[Start of Working data]

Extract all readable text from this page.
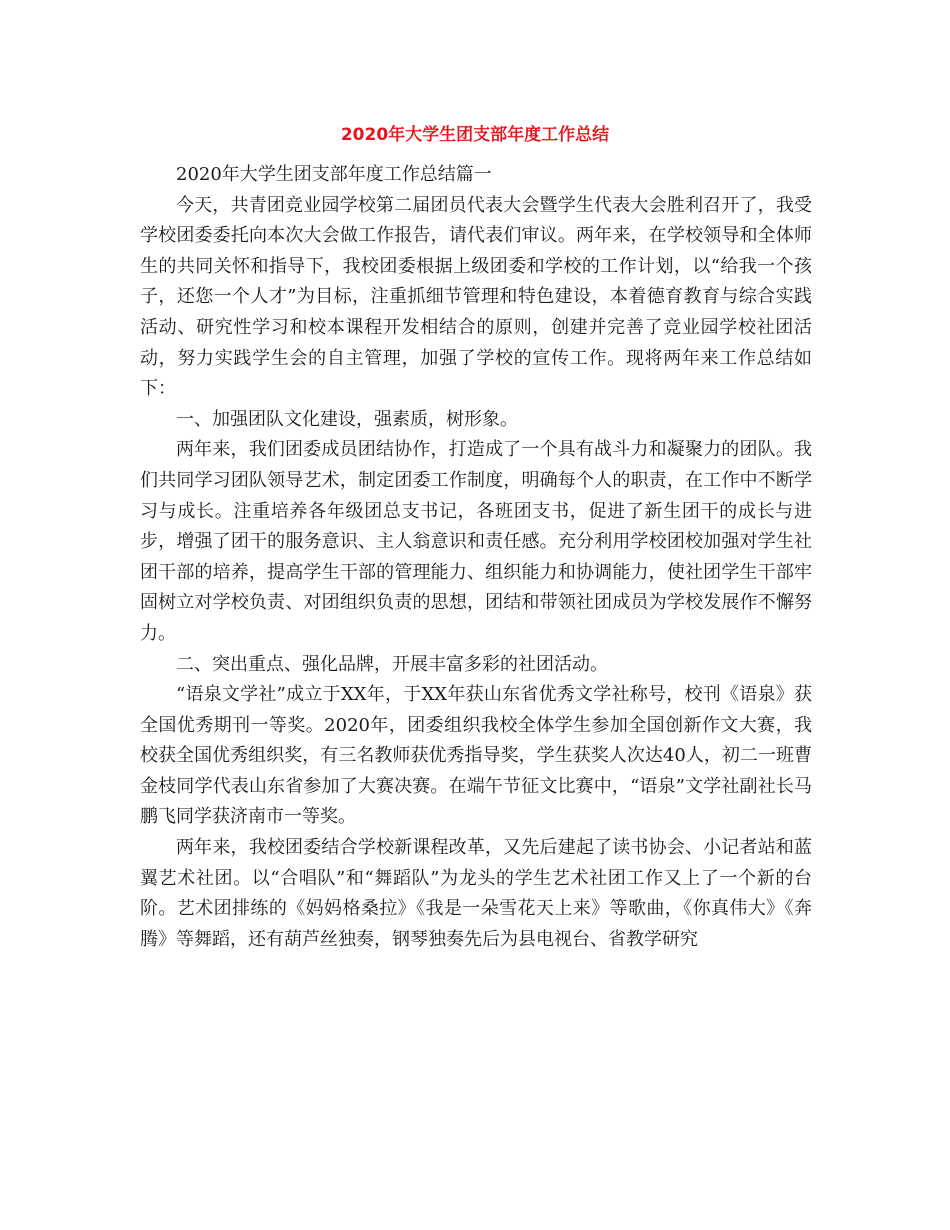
2020年大学生团支部年度工作总结

2020年大学生团支部年度工作总结篇一

今天，共青团竞业园学校第二届团员代表大会暨学生代表大会胜利召开了，我受学校团委委托向本次大会做工作报告，请代表们审议。两年来，在学校领导和全体师生的共同关怀和指导下，我校团委根据上级团委和学校的工作计划，以“给我一个孩子，还您一个人才”为目标，注重抓细节管理和特色建设，本着德育教育与综合实践活动、研究性学习和校本课程开发相结合的原则，创建并完善了竞业园学校社团活动，努力实践学生会的自主管理，加强了学校的宣传工作。现将两年来工作总结如下：

一、加强团队文化建设，强素质，树形象。

两年来，我们团委成员团结协作，打造成了一个具有战斗力和凝聚力的团队。我们共同学习团队领导艺术，制定团委工作制度，明确每个人的职责，在工作中不断学习与成长。注重培养各年级团总支书记，各班团支书，促进了新生团干的成长与进步，增强了团干的服务意识、主人翁意识和责任感。充分利用学校团校加强对学生社团干部的培养，提高学生干部的管理能力、组织能力和协调能力，使社团学生干部牢固树立对学校负责、对团组织负责的思想，团结和带领社团成员为学校发展作不懈努力。

二、突出重点、强化品牌，开展丰富多彩的社团活动。

“语泉文学社”成立于XX年，于XX年获山东省优秀文学社称号，校刊《语泉》获全国优秀期刊一等奖。2020年，团委组织我校全体学生参加全国创新作文大赛，我校获全国优秀组织奖，有三名教师获优秀指导奖，学生获奖人次达40人，初二一班曹金枝同学代表山东省参加了大赛决赛。在端午节征文比赛中，“语泉”文学社副社长马鹏飞同学获济南市一等奖。

两年来，我校团委结合学校新课程改革，又先后建起了读书协会、小记者站和蓝翼艺术社团。以“合唱队”和“舞蹈队”为龙头的学生艺术社团工作又上了一个新的台阶。艺术团排练的《妈妈格桑拉》《我是一朵雪花天上来》等歌曲，《你真伟大》《奔腾》等舞蹈，还有葫芦丝独奏，钢琴独奏先后为县电视台、省教学研究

[End of Working data]

*Do this*.
Write the full listing out again with every line unchanged, but include no pictures.

*Response below*.
Extract all readable text from this page.
2020年大学生团支部年度工作总结

2020年大学生团支部年度工作总结篇一

今天，共青团竞业园学校第二届团员代表大会暨学生代表大会胜利召开了，我受学校团委委托向本次大会做工作报告，请代表们审议。两年来，在学校领导和全体师生的共同关怀和指导下，我校团委根据上级团委和学校的工作计划，以“给我一个孩子，还您一个人才”为目标，注重抓细节管理和特色建设，本着德育教育与综合实践活动、研究性学习和校本课程开发相结合的原则，创建并完善了竞业园学校社团活动，努力实践学生会的自主管理，加强了学校的宣传工作。现将两年来工作总结如下：

一、加强团队文化建设，强素质，树形象。

两年来，我们团委成员团结协作，打造成了一个具有战斗力和凝聚力的团队。我们共同学习团队领导艺术，制定团委工作制度，明确每个人的职责，在工作中不断学习与成长。注重培养各年级团总支书记，各班团支书，促进了新生团干的成长与进步，增强了团干的服务意识、主人翁意识和责任感。充分利用学校团校加强对学生社团干部的培养，提高学生干部的管理能力、组织能力和协调能力，使社团学生干部牢固树立对学校负责、对团组织负责的思想，团结和带领社团成员为学校发展作不懈努力。

二、突出重点、强化品牌，开展丰富多彩的社团活动。

“语泉文学社”成立于XX年，于XX年获山东省优秀文学社称号，校刊《语泉》获全国优秀期刊一等奖。2020年，团委组织我校全体学生参加全国创新作文大赛，我校获全国优秀组织奖，有三名教师获优秀指导奖，学生获奖人次达40人，初二一班曹金枝同学代表山东省参加了大赛决赛。在端午节征文比赛中，“语泉”文学社副社长马鹏飞同学获济南市一等奖。

两年来，我校团委结合学校新课程改革，又先后建起了读书协会、小记者站和蓝翼艺术社团。以“合唱队”和“舞蹈队”为龙头的学生艺术社团工作又上了一个新的台阶。艺术团排练的《妈妈格桑拉》《我是一朵雪花天上来》等歌曲，《你真伟大》《奔腾》等舞蹈，还有葫芦丝独奏，钢琴独奏先后为县电视台、省教学研究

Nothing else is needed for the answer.